▶ [What the task requires]: Scan the material for the string "provocan" and copy out every line in which it occurs.

Data listing START

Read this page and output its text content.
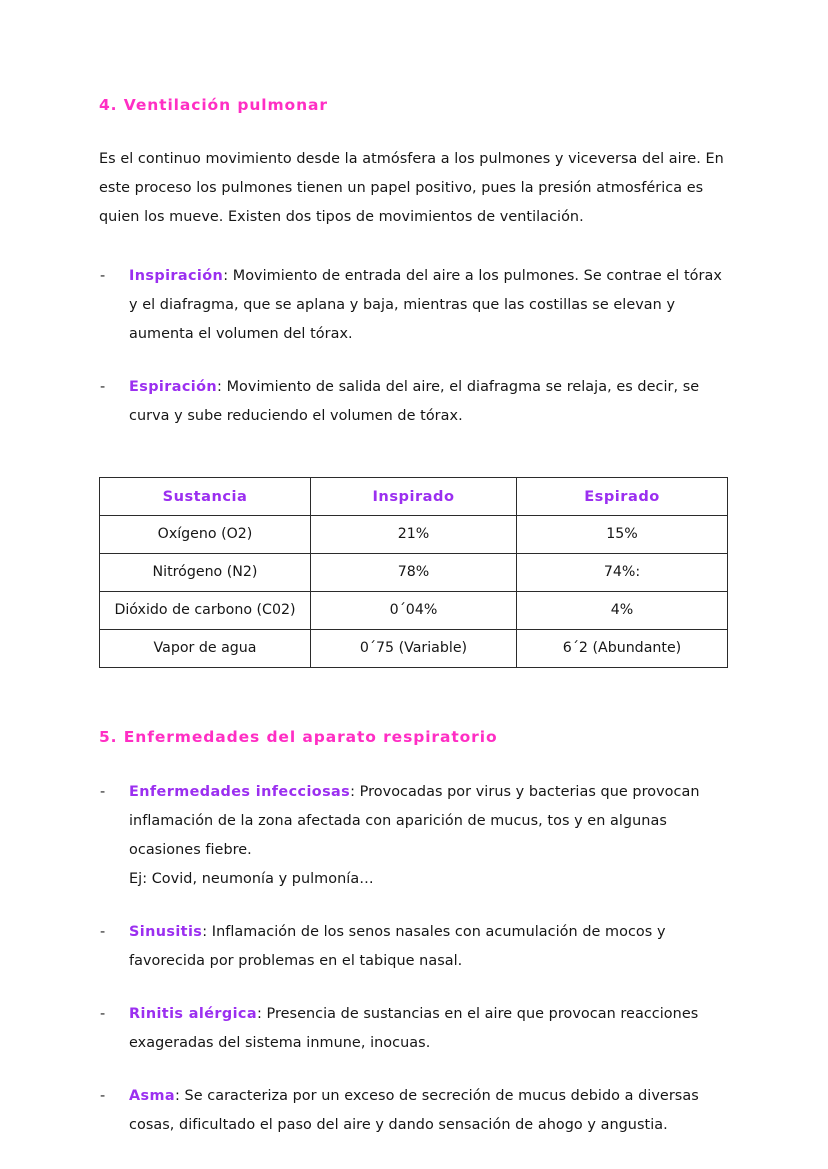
4. Ventilación pulmonar

Es el continuo movimiento desde la atmósfera a los pulmones y viceversa del aire. En este proceso los pulmones tienen un papel positivo, pues la presión atmosférica es quien los mueve. Existen dos tipos de movimientos de ventilación.

- Inspiración: Movimiento de entrada del aire a los pulmones. Se contrae el tórax y el diafragma, que se aplana y baja, mientras que las costillas se elevan y aumenta el volumen del tórax.
- Espiración: Movimiento de salida del aire, el diafragma se relaja, es decir, se curva y sube reduciendo el volumen de tórax.
Sustancia	Inspirado	Espirado
Oxígeno (O2)	21%	15%
Nitrógeno (N2)	78%	74%:
Dióxido de carbono (C02)	0´04%	4%
Vapor de agua	0´75 (Variable)	6´2 (Abundante)
5. Enfermedades del aparato respiratorio
- Enfermedades infecciosas: Provocadas por virus y bacterias que provocan inflamación de la zona afectada con aparición de mucus, tos y en algunas ocasiones fiebre.
Ej: Covid, neumonía y pulmonía…
- Sinusitis: Inflamación de los senos nasales con acumulación de mocos y favorecida por problemas en el tabique nasal.
- Rinitis alérgica: Presencia de sustancias en el aire que provocan reacciones exageradas del sistema inmune, inocuas.
- Asma: Se caracteriza por un exceso de secreción de mucus debido a diversas cosas, dificultado el paso del aire y dando sensación de ahogo y angustia.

Data listing END

▶ [Response area]:
- Enfermedades infecciosas: Provocadas por virus y bacterias que provocan inflamación de la zona afectada con aparición de mucus, tos y en algunas ocasiones fiebre.
- Rinitis alérgica: Presencia de sustancias en el aire que provocan reacciones exageradas del sistema inmune, inocuas.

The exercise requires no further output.